*EXERCISE AIM*. Transcribe every line of the listing below without changing anything.

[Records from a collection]
□ □ □ □
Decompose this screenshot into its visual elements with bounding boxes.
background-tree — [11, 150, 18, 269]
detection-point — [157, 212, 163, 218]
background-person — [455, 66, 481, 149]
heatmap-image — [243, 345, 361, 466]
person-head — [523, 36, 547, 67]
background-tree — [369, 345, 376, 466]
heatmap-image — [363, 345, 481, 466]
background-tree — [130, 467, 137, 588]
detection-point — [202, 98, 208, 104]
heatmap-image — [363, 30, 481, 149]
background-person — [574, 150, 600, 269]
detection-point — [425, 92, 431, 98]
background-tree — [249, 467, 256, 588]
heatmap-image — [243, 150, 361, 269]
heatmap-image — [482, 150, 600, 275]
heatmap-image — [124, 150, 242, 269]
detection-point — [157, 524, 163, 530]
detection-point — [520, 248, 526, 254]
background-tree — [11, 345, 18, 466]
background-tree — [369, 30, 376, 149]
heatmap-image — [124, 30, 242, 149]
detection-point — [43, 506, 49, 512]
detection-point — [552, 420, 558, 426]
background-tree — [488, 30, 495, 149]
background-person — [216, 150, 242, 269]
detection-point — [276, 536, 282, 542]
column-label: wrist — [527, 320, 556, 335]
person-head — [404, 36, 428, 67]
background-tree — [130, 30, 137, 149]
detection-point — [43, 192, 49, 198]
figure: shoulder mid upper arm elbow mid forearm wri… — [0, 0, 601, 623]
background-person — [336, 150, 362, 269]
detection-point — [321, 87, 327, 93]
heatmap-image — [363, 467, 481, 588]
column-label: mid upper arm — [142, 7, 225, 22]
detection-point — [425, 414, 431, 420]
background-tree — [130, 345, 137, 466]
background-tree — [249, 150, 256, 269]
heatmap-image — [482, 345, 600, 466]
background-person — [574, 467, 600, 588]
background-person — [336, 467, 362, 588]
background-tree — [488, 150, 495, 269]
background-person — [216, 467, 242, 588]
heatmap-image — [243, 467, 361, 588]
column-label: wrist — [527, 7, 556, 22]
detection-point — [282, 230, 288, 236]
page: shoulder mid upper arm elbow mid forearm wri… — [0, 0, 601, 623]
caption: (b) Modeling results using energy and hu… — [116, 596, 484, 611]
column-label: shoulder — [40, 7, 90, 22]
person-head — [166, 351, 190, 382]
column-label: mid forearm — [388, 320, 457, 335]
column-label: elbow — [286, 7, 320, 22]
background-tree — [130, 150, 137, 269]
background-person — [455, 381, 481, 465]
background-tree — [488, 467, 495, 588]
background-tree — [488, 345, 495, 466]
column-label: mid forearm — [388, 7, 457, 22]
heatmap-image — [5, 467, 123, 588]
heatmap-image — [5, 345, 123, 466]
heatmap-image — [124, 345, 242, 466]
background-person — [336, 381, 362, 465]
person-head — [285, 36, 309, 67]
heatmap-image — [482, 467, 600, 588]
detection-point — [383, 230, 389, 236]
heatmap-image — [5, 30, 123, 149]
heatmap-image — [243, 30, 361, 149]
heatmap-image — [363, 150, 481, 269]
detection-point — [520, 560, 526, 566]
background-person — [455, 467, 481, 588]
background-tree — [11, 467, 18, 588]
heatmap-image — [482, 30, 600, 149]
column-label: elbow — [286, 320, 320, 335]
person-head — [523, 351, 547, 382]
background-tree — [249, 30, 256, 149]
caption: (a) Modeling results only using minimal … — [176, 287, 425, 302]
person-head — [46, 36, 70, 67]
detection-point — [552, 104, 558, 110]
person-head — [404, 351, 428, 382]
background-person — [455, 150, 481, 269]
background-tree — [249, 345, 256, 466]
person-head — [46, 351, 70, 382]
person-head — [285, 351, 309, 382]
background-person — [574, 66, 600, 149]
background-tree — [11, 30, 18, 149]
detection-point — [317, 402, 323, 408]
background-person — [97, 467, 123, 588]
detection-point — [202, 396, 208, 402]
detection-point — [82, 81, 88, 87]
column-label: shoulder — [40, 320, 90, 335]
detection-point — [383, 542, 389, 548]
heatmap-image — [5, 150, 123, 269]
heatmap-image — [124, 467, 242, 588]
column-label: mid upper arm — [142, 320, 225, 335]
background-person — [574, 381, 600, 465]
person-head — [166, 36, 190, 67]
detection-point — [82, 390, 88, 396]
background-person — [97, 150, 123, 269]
□ □ □ □
*FINAL ANSWER*.
Decompose this screenshot into its visual elements with bounding boxes.
background-tree — [11, 150, 18, 269]
detection-point — [157, 212, 163, 218]
background-person — [455, 66, 481, 149]
heatmap-image — [243, 345, 361, 466]
person-head — [523, 36, 547, 67]
background-tree — [369, 345, 376, 466]
heatmap-image — [363, 345, 481, 466]
background-tree — [130, 467, 137, 588]
detection-point — [202, 98, 208, 104]
heatmap-image — [363, 30, 481, 149]
background-person — [574, 150, 600, 269]
detection-point — [425, 92, 431, 98]
background-tree — [249, 467, 256, 588]
heatmap-image — [243, 150, 361, 269]
heatmap-image — [482, 150, 600, 275]
heatmap-image — [124, 150, 242, 269]
detection-point — [157, 524, 163, 530]
detection-point — [520, 248, 526, 254]
background-tree — [11, 345, 18, 466]
background-tree — [369, 30, 376, 149]
heatmap-image — [124, 30, 242, 149]
detection-point — [43, 506, 49, 512]
detection-point — [552, 420, 558, 426]
background-tree — [488, 30, 495, 149]
background-person — [216, 150, 242, 269]
detection-point — [276, 536, 282, 542]
column-label: wrist — [527, 320, 556, 335]
person-head — [404, 36, 428, 67]
background-tree — [130, 30, 137, 149]
detection-point — [43, 192, 49, 198]
figure: shoulder mid upper arm elbow mid forearm wri… — [0, 0, 601, 623]
background-person — [336, 150, 362, 269]
detection-point — [321, 87, 327, 93]
heatmap-image — [363, 467, 481, 588]
column-label: mid upper arm — [142, 7, 225, 22]
detection-point — [425, 414, 431, 420]
background-tree — [130, 345, 137, 466]
background-tree — [249, 150, 256, 269]
heatmap-image — [482, 345, 600, 466]
background-person — [574, 467, 600, 588]
background-person — [336, 467, 362, 588]
background-tree — [488, 150, 495, 269]
background-person — [216, 467, 242, 588]
heatmap-image — [243, 467, 361, 588]
column-label: wrist — [527, 7, 556, 22]
detection-point — [282, 230, 288, 236]
page: shoulder mid upper arm elbow mid forearm wri… — [0, 0, 601, 623]
caption: (b) Modeling results using energy and hu… — [116, 596, 484, 611]
column-label: shoulder — [40, 7, 90, 22]
person-head — [166, 351, 190, 382]
column-label: mid forearm — [388, 320, 457, 335]
column-label: elbow — [286, 7, 320, 22]
background-tree — [130, 150, 137, 269]
background-person — [455, 381, 481, 465]
background-tree — [488, 467, 495, 588]
background-tree — [488, 345, 495, 466]
column-label: mid forearm — [388, 7, 457, 22]
heatmap-image — [5, 467, 123, 588]
heatmap-image — [5, 345, 123, 466]
heatmap-image — [124, 345, 242, 466]
background-person — [336, 381, 362, 465]
person-head — [285, 36, 309, 67]
heatmap-image — [482, 467, 600, 588]
detection-point — [383, 230, 389, 236]
heatmap-image — [5, 30, 123, 149]
heatmap-image — [243, 30, 361, 149]
heatmap-image — [363, 150, 481, 269]
detection-point — [520, 560, 526, 566]
background-person — [455, 467, 481, 588]
background-tree — [11, 467, 18, 588]
heatmap-image — [482, 30, 600, 149]
column-label: elbow — [286, 320, 320, 335]
person-head — [523, 351, 547, 382]
background-tree — [249, 30, 256, 149]
caption: (a) Modeling results only using minimal … — [176, 287, 425, 302]
person-head — [46, 36, 70, 67]
detection-point — [552, 104, 558, 110]
person-head — [404, 351, 428, 382]
background-person — [455, 150, 481, 269]
background-tree — [249, 345, 256, 466]
person-head — [46, 351, 70, 382]
person-head — [285, 351, 309, 382]
background-person — [574, 66, 600, 149]
background-tree — [11, 30, 18, 149]
detection-point — [317, 402, 323, 408]
background-person — [97, 467, 123, 588]
detection-point — [202, 396, 208, 402]
detection-point — [82, 81, 88, 87]
column-label: shoulder — [40, 320, 90, 335]
detection-point — [383, 542, 389, 548]
heatmap-image — [5, 150, 123, 269]
heatmap-image — [124, 467, 242, 588]
column-label: mid upper arm — [142, 320, 225, 335]
background-person — [574, 381, 600, 465]
person-head — [166, 36, 190, 67]
detection-point — [82, 390, 88, 396]
background-person — [97, 150, 123, 269]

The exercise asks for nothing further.